Extracted records
-------

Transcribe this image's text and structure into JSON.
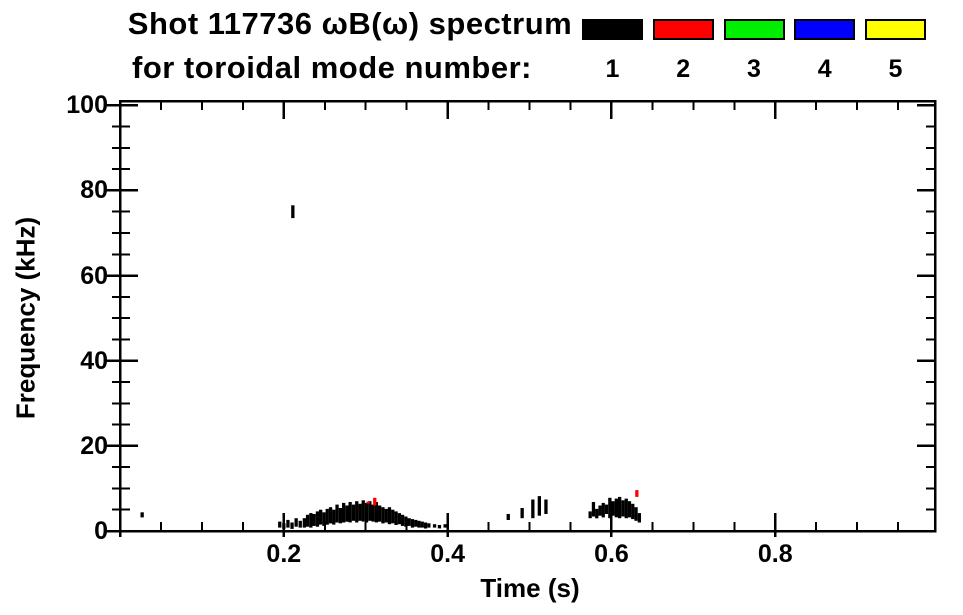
{
  "title": {
    "line1": "Shot 117736 ωB(ω) spectrum",
    "line2": "for toroidal mode number:"
  },
  "legend": {
    "entries": [
      {
        "label": "1",
        "color": "#000000"
      },
      {
        "label": "2",
        "color": "#ff0000"
      },
      {
        "label": "3",
        "color": "#00ee00"
      },
      {
        "label": "4",
        "color": "#0000ff"
      },
      {
        "label": "5",
        "color": "#ffff00"
      }
    ],
    "border_color": "#000000"
  },
  "chart_data": {
    "type": "scatter",
    "title": "Shot 117736 ωB(ω) spectrum for toroidal mode number: 1 2 3 4 5",
    "xlabel": "Time (s)",
    "ylabel": "Frequency (kHz)",
    "xlim": [
      0,
      0.995
    ],
    "ylim": [
      0,
      101
    ],
    "x_major_ticks": [
      0.2,
      0.4,
      0.6,
      0.8
    ],
    "x_tick_labels": [
      "0.2",
      "0.4",
      "0.6",
      "0.8"
    ],
    "x_minor_step": 0.05,
    "y_major_ticks": [
      0,
      20,
      40,
      60,
      80,
      100
    ],
    "y_tick_labels": [
      "0",
      "20",
      "40",
      "60",
      "80",
      "100"
    ],
    "y_minor_step": 5,
    "grid": false,
    "legend_position": "top-right",
    "axis_color": "#000000",
    "background_color": "#ffffff",
    "series": [
      {
        "name": "mode 1",
        "color": "#000000",
        "bands": [
          [
            0.027,
            3.2,
            4.4
          ],
          [
            0.211,
            73.5,
            76.5
          ],
          [
            0.195,
            0.8,
            2.2
          ],
          [
            0.2,
            0.5,
            1.8
          ],
          [
            0.205,
            0.8,
            2.6
          ],
          [
            0.21,
            0.5,
            2.0
          ],
          [
            0.215,
            1.0,
            3.0
          ],
          [
            0.22,
            0.8,
            2.4
          ],
          [
            0.225,
            0.8,
            3.0
          ],
          [
            0.229,
            1.0,
            3.8
          ],
          [
            0.233,
            0.8,
            4.2
          ],
          [
            0.237,
            1.2,
            4.0
          ],
          [
            0.241,
            1.0,
            4.6
          ],
          [
            0.245,
            1.5,
            5.0
          ],
          [
            0.249,
            1.2,
            4.4
          ],
          [
            0.253,
            1.5,
            5.2
          ],
          [
            0.257,
            1.8,
            5.6
          ],
          [
            0.261,
            1.5,
            5.0
          ],
          [
            0.265,
            2.0,
            6.2
          ],
          [
            0.269,
            1.8,
            5.4
          ],
          [
            0.273,
            2.0,
            6.6
          ],
          [
            0.277,
            2.2,
            6.0
          ],
          [
            0.281,
            2.0,
            6.8
          ],
          [
            0.285,
            2.4,
            6.2
          ],
          [
            0.289,
            2.0,
            7.0
          ],
          [
            0.293,
            2.4,
            6.4
          ],
          [
            0.297,
            2.2,
            7.2
          ],
          [
            0.301,
            2.0,
            6.6
          ],
          [
            0.305,
            2.4,
            7.0
          ],
          [
            0.309,
            2.2,
            6.2
          ],
          [
            0.313,
            2.0,
            6.8
          ],
          [
            0.317,
            2.2,
            6.0
          ],
          [
            0.321,
            1.8,
            5.6
          ],
          [
            0.325,
            2.0,
            5.2
          ],
          [
            0.329,
            1.6,
            5.6
          ],
          [
            0.333,
            1.8,
            5.0
          ],
          [
            0.337,
            1.4,
            4.6
          ],
          [
            0.341,
            1.6,
            4.2
          ],
          [
            0.345,
            1.2,
            3.8
          ],
          [
            0.349,
            1.0,
            3.4
          ],
          [
            0.353,
            1.2,
            3.0
          ],
          [
            0.357,
            0.8,
            2.8
          ],
          [
            0.361,
            1.0,
            2.6
          ],
          [
            0.365,
            0.8,
            2.4
          ],
          [
            0.369,
            0.8,
            2.2
          ],
          [
            0.373,
            0.6,
            2.0
          ],
          [
            0.377,
            0.8,
            1.8
          ],
          [
            0.384,
            0.8,
            1.6
          ],
          [
            0.39,
            0.6,
            1.4
          ],
          [
            0.397,
            0.8,
            1.6
          ],
          [
            0.474,
            2.6,
            4.0
          ],
          [
            0.491,
            3.0,
            5.4
          ],
          [
            0.504,
            3.0,
            7.4
          ],
          [
            0.512,
            3.6,
            8.2
          ],
          [
            0.52,
            4.0,
            7.4
          ],
          [
            0.574,
            3.0,
            4.6
          ],
          [
            0.578,
            3.4,
            6.8
          ],
          [
            0.582,
            3.0,
            5.2
          ],
          [
            0.586,
            3.6,
            6.0
          ],
          [
            0.59,
            3.2,
            6.6
          ],
          [
            0.594,
            4.0,
            6.2
          ],
          [
            0.598,
            3.0,
            7.8
          ],
          [
            0.602,
            3.6,
            7.0
          ],
          [
            0.606,
            3.2,
            7.6
          ],
          [
            0.61,
            3.0,
            8.0
          ],
          [
            0.614,
            3.4,
            7.2
          ],
          [
            0.618,
            3.0,
            7.6
          ],
          [
            0.622,
            3.2,
            7.0
          ],
          [
            0.626,
            2.8,
            6.4
          ],
          [
            0.63,
            2.4,
            5.6
          ],
          [
            0.634,
            2.0,
            4.2
          ]
        ]
      },
      {
        "name": "mode 2",
        "color": "#ff0000",
        "bands": [
          [
            0.303,
            6.4,
            6.9
          ],
          [
            0.311,
            6.0,
            7.8
          ],
          [
            0.631,
            8.0,
            9.6
          ]
        ]
      },
      {
        "name": "mode 3",
        "color": "#00ee00",
        "bands": []
      },
      {
        "name": "mode 4",
        "color": "#0000ff",
        "bands": []
      },
      {
        "name": "mode 5",
        "color": "#ffff00",
        "bands": []
      }
    ]
  }
}
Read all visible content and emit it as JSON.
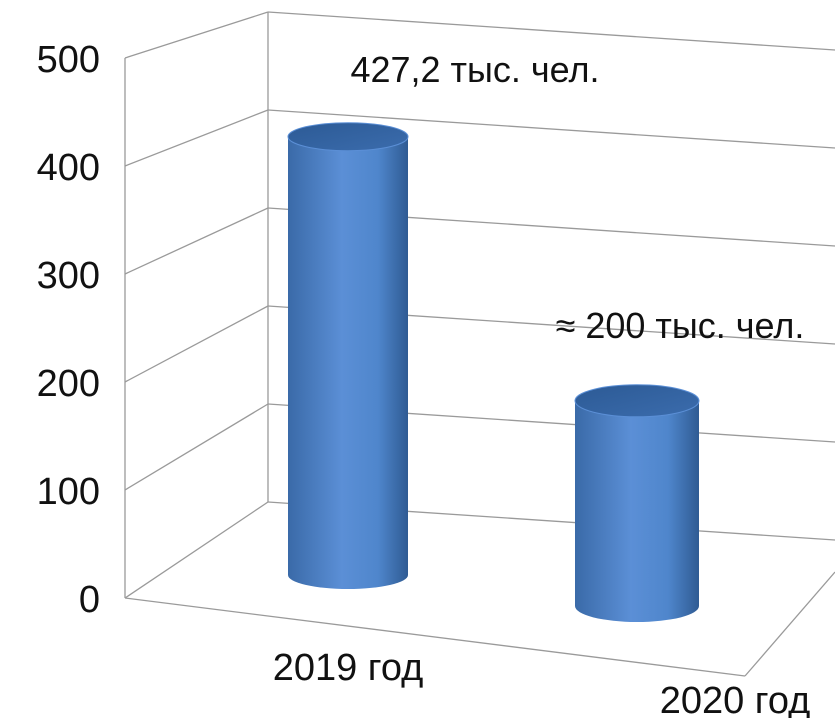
{
  "chart_data": {
    "type": "bar",
    "style": "3d-cylinder",
    "categories": [
      "2019 год",
      "2020 год"
    ],
    "values": [
      427.2,
      200
    ],
    "data_labels": [
      "427,2 тыс. чел.",
      "≈ 200 тыс. чел."
    ],
    "y_ticks": [
      "0",
      "100",
      "200",
      "300",
      "400",
      "500"
    ],
    "ylim": [
      0,
      500
    ],
    "grid": true,
    "legend": "none",
    "bar_color": "#4f81bd"
  }
}
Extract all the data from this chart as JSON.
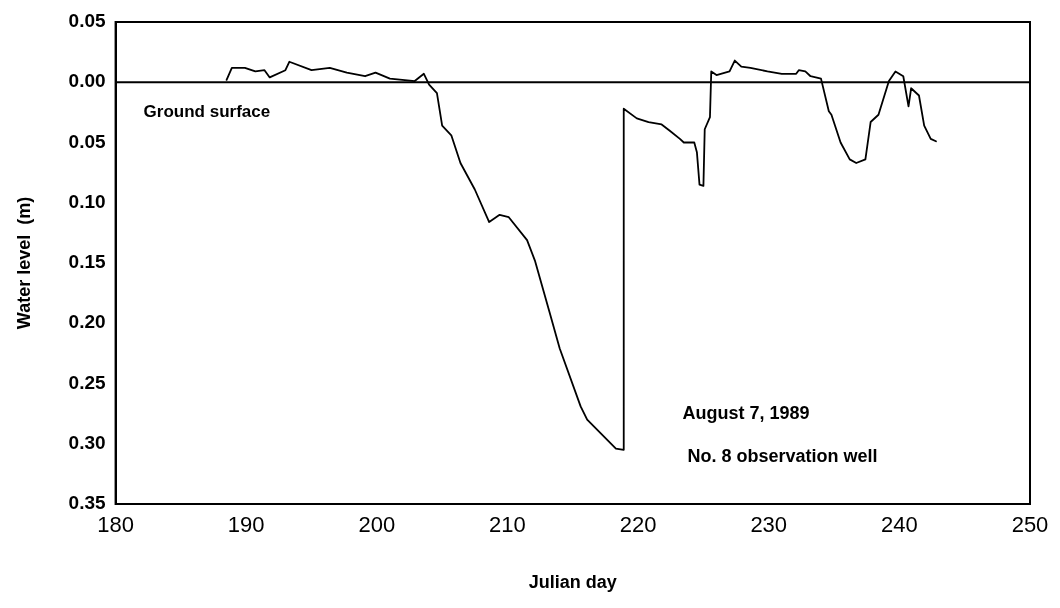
{
  "chart_data": {
    "type": "line",
    "xlabel": "Julian day",
    "ylabel": "Water level  (m)",
    "xlim": [
      180,
      250
    ],
    "xticks": [
      180,
      190,
      200,
      210,
      220,
      230,
      240,
      250
    ],
    "ylim": [
      0.35,
      -0.05
    ],
    "yticks": [
      {
        "value": -0.05,
        "label": "0.05"
      },
      {
        "value": 0,
        "label": "0.00"
      },
      {
        "value": 0.05,
        "label": "0.05"
      },
      {
        "value": 0.1,
        "label": "0.10"
      },
      {
        "value": 0.15,
        "label": "0.15"
      },
      {
        "value": 0.2,
        "label": "0.20"
      },
      {
        "value": 0.25,
        "label": "0.25"
      },
      {
        "value": 0.3,
        "label": "0.30"
      },
      {
        "value": 0.35,
        "label": "0.35"
      }
    ],
    "grid": false,
    "legend": false,
    "marker": "none",
    "line_style": "solid",
    "ref_lines": [
      {
        "axis": "y",
        "value": 0,
        "label": "Ground surface",
        "color": "#000000"
      }
    ],
    "annotations": [
      "August 7, 1989",
      "No. 8 observation well"
    ],
    "series": [
      {
        "color": "#000000",
        "x": [
          188.5,
          188.9,
          189.9,
          190.7,
          191.4,
          191.8,
          193.0,
          193.3,
          195.0,
          196.4,
          197.7,
          199.1,
          199.9,
          201.0,
          202.9,
          203.6,
          204.0,
          204.6,
          205.0,
          205.7,
          206.4,
          207.5,
          208.6,
          209.4,
          210.1,
          211.5,
          212.1,
          213.2,
          214.0,
          215.6,
          216.1,
          218.3,
          218.9,
          218.9,
          219.9,
          220.8,
          221.8,
          222.4,
          223.2,
          223.5,
          224.3,
          224.5,
          224.7,
          225.0,
          225.1,
          225.5,
          225.6,
          226.0,
          227.0,
          227.4,
          227.9,
          228.6,
          229.9,
          231.0,
          232.1,
          232.3,
          232.8,
          233.2,
          234.0,
          234.6,
          234.8,
          235.5,
          236.2,
          236.7,
          237.4,
          237.8,
          238.4,
          239.2,
          239.7,
          240.3,
          240.7,
          240.9,
          241.5,
          241.9,
          242.4,
          242.8
        ],
        "values": [
          -0.002,
          -0.012,
          -0.012,
          -0.009,
          -0.01,
          -0.004,
          -0.01,
          -0.017,
          -0.01,
          -0.012,
          -0.008,
          -0.005,
          -0.008,
          -0.003,
          -0.001,
          -0.007,
          0.002,
          0.009,
          0.036,
          0.044,
          0.067,
          0.089,
          0.116,
          0.11,
          0.112,
          0.131,
          0.148,
          0.19,
          0.221,
          0.269,
          0.28,
          0.304,
          0.305,
          0.022,
          0.03,
          0.033,
          0.035,
          0.04,
          0.047,
          0.05,
          0.05,
          0.058,
          0.085,
          0.086,
          0.039,
          0.029,
          -0.009,
          -0.006,
          -0.009,
          -0.018,
          -0.013,
          -0.012,
          -0.009,
          -0.007,
          -0.007,
          -0.01,
          -0.009,
          -0.005,
          -0.003,
          0.024,
          0.027,
          0.05,
          0.064,
          0.067,
          0.064,
          0.033,
          0.027,
          -0.001,
          -0.009,
          -0.005,
          0.02,
          0.005,
          0.011,
          0.036,
          0.047,
          0.049
        ]
      }
    ]
  }
}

-------

__WRITTEN REQUEST__
Identify and extract each line of the listing that contains "mode".

__THE COMPLETED TASK__
    "line2": "for toroidal mode number:"
    "title": "Shot 117736 ωB(ω) spectrum for toroidal mode number: 1 2 3 4 5",
        "name": "mode 1",
        "name": "mode 2",
        "name": "mode 3",
        "name": "mode 4",
        "name": "mode 5",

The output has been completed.